[Items from a figure collection]
_ _ _ _ _

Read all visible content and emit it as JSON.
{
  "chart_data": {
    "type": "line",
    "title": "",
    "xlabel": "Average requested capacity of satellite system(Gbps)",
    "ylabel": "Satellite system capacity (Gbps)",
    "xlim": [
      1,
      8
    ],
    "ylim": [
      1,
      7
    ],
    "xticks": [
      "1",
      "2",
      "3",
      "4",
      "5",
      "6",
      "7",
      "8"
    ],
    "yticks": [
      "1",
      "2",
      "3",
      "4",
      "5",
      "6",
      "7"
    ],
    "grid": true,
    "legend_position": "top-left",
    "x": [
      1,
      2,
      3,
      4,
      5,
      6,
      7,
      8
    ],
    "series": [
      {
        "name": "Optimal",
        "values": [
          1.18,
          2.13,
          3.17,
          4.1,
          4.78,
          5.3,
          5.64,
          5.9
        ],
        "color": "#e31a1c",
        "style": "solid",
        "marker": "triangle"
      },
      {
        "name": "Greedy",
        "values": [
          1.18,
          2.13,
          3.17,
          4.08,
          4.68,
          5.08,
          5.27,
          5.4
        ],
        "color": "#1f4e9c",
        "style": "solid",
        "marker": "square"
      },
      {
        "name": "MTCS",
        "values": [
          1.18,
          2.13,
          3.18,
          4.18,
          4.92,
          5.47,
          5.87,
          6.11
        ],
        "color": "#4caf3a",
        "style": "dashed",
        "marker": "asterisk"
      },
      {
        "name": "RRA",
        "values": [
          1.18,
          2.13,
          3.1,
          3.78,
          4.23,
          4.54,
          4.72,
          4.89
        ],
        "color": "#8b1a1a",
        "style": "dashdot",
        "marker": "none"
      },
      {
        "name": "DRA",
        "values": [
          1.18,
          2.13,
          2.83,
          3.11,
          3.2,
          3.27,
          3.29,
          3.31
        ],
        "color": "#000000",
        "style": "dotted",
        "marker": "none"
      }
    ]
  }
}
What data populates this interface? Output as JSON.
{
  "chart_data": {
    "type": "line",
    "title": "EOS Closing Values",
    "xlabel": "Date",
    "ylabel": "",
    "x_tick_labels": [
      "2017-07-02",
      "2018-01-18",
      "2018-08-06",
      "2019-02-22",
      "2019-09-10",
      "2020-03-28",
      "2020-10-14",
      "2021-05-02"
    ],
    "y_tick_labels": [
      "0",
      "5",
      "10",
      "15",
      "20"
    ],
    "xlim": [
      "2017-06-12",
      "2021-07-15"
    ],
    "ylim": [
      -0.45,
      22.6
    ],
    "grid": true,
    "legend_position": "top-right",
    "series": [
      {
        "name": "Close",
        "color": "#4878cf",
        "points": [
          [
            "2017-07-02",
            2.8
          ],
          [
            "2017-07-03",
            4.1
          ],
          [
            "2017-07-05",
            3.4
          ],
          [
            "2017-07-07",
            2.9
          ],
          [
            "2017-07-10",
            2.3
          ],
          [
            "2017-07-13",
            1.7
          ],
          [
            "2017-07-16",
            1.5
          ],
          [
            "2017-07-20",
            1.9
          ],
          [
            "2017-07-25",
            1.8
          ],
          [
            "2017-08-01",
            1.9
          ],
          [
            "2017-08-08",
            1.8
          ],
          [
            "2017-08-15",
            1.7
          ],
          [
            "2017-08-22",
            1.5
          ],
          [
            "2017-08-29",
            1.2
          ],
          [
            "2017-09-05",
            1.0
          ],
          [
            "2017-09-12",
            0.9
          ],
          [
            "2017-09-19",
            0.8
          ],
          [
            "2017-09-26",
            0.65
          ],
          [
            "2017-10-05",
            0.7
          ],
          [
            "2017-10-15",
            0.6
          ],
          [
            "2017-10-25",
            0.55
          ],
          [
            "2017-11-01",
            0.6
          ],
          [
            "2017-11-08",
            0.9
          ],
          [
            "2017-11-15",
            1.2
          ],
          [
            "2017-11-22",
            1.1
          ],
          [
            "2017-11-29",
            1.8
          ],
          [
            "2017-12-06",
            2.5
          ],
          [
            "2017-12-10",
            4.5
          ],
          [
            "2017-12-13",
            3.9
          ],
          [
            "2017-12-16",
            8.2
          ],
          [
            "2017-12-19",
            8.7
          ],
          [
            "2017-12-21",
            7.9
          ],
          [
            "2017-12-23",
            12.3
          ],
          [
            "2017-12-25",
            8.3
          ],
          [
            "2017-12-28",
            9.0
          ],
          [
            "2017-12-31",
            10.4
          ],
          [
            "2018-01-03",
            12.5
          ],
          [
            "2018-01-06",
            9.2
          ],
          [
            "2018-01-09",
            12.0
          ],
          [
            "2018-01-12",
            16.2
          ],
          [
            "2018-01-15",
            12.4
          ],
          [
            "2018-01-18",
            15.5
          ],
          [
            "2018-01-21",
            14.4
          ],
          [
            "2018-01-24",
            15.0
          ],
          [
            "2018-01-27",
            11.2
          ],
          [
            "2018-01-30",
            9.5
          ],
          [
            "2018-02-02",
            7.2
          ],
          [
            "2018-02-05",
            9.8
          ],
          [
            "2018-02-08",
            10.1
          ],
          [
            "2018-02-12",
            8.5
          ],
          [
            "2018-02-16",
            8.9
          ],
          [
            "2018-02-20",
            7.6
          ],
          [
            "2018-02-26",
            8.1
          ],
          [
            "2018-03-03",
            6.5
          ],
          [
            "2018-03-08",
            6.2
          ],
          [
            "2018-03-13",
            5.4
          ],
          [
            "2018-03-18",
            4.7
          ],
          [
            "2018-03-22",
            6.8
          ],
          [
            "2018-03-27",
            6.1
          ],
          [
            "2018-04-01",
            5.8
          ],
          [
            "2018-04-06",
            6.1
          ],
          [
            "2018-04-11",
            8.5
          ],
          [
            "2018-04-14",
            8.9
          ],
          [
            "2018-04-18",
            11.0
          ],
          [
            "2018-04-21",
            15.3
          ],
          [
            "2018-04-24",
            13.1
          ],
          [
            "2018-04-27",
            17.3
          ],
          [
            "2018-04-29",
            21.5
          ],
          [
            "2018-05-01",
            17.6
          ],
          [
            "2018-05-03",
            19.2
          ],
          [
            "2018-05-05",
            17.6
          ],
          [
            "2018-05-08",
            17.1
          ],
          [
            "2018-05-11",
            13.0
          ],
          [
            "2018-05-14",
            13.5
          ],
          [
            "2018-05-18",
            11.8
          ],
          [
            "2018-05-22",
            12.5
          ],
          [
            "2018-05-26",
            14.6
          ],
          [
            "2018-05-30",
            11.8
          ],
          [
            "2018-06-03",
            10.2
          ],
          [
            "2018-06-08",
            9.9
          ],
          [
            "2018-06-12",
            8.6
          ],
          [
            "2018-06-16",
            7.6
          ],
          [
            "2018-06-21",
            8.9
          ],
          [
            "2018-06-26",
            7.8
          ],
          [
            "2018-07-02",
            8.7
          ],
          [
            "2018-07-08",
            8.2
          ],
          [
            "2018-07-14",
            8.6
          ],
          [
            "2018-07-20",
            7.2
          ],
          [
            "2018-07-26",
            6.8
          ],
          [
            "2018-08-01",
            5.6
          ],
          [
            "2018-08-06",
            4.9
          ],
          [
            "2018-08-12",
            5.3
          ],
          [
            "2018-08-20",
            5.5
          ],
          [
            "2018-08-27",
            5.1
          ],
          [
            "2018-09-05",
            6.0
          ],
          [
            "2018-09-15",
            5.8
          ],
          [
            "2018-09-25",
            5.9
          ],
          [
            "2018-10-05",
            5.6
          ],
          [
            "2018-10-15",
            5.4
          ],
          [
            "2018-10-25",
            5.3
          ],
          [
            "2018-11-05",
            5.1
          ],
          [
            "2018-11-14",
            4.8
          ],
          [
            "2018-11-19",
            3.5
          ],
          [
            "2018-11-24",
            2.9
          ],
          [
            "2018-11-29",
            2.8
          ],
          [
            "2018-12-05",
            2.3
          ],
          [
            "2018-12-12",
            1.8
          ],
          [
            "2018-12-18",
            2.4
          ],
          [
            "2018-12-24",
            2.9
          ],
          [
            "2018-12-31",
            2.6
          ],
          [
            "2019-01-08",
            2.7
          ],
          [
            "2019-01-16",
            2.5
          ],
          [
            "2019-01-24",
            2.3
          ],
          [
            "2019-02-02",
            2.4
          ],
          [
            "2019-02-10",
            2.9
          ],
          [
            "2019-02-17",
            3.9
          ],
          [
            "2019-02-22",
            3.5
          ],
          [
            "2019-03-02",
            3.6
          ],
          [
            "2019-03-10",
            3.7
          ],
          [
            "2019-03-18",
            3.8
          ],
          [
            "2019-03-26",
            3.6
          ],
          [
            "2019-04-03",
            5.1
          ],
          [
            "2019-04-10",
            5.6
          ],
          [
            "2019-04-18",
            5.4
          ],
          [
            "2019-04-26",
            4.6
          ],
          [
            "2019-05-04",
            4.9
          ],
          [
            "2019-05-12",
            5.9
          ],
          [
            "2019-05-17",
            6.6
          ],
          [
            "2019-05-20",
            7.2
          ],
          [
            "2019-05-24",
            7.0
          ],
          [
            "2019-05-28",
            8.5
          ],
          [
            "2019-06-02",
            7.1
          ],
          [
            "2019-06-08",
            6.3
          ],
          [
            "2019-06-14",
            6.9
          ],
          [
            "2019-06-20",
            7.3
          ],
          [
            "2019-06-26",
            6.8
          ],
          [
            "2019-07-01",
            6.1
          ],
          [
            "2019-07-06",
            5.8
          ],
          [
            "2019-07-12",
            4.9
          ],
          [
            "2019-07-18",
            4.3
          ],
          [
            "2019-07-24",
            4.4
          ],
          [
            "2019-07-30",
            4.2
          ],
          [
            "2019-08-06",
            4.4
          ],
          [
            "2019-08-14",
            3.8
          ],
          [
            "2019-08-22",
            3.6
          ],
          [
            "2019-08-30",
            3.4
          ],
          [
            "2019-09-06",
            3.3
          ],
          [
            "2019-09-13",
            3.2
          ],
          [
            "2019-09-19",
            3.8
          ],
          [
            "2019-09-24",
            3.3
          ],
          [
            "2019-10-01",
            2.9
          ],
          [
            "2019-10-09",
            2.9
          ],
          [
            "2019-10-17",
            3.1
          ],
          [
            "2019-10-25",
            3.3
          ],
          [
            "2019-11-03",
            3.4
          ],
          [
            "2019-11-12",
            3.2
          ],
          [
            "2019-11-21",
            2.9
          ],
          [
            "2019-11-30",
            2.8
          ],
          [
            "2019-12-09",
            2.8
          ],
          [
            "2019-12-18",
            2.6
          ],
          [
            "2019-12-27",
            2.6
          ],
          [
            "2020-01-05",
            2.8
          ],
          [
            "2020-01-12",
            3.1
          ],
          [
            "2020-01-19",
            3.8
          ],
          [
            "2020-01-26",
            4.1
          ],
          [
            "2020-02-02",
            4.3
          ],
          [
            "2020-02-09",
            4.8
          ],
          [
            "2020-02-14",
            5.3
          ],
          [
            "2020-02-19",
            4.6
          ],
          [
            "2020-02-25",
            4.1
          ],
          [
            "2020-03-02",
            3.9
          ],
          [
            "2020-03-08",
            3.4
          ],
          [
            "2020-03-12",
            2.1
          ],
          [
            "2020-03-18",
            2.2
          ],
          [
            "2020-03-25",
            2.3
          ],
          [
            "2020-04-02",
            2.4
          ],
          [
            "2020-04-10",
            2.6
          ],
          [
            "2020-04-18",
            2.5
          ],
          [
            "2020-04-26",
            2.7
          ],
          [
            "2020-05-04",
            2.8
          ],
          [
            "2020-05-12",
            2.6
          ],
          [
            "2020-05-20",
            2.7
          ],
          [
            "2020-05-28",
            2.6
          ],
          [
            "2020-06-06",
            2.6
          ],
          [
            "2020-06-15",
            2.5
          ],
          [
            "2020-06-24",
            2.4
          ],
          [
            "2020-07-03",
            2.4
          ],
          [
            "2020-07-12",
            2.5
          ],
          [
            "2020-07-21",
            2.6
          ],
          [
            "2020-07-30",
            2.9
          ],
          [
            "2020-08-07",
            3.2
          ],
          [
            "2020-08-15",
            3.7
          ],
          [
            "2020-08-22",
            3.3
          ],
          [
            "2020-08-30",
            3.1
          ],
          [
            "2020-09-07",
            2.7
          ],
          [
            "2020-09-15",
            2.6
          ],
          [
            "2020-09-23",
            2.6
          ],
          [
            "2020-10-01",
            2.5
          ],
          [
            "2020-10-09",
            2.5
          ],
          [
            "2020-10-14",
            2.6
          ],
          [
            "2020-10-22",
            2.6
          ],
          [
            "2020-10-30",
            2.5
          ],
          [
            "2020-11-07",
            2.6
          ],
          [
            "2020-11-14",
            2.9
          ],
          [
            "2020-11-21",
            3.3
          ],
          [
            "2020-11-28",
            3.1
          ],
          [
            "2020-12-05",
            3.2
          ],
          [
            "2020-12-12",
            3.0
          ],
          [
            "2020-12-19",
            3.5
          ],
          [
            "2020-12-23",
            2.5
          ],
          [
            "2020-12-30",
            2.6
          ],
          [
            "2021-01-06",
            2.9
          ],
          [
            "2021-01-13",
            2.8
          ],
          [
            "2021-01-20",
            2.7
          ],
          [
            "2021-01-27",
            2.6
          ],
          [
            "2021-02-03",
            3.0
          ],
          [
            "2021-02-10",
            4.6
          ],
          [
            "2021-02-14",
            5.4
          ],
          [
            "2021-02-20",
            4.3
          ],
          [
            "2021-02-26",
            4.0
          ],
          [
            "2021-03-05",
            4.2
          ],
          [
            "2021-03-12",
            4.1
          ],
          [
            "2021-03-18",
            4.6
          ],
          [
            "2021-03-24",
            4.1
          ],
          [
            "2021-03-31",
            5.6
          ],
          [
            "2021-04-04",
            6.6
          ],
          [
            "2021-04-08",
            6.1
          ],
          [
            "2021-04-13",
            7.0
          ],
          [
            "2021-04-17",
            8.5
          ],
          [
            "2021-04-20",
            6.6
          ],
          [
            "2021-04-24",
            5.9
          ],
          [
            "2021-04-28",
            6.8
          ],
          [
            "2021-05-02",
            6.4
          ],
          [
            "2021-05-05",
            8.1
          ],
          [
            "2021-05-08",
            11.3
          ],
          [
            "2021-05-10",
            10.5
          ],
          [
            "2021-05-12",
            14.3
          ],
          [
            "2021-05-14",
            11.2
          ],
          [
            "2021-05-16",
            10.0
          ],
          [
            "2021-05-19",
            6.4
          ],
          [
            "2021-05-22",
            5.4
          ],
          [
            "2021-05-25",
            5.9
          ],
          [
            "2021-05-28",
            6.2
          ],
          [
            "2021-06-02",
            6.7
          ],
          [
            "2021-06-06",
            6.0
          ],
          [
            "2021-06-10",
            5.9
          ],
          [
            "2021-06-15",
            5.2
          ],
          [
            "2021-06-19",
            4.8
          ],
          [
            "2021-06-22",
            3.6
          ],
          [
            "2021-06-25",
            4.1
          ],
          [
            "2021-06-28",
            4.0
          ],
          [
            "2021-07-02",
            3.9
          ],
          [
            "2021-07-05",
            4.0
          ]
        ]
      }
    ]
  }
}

_ _ _ _ _

Find every line in the records that contains the word "system"; copy those lines.

    "xlabel": "Average requested capacity of satellite system(Gbps)",
    "ylabel": "Satellite system capacity (Gbps)",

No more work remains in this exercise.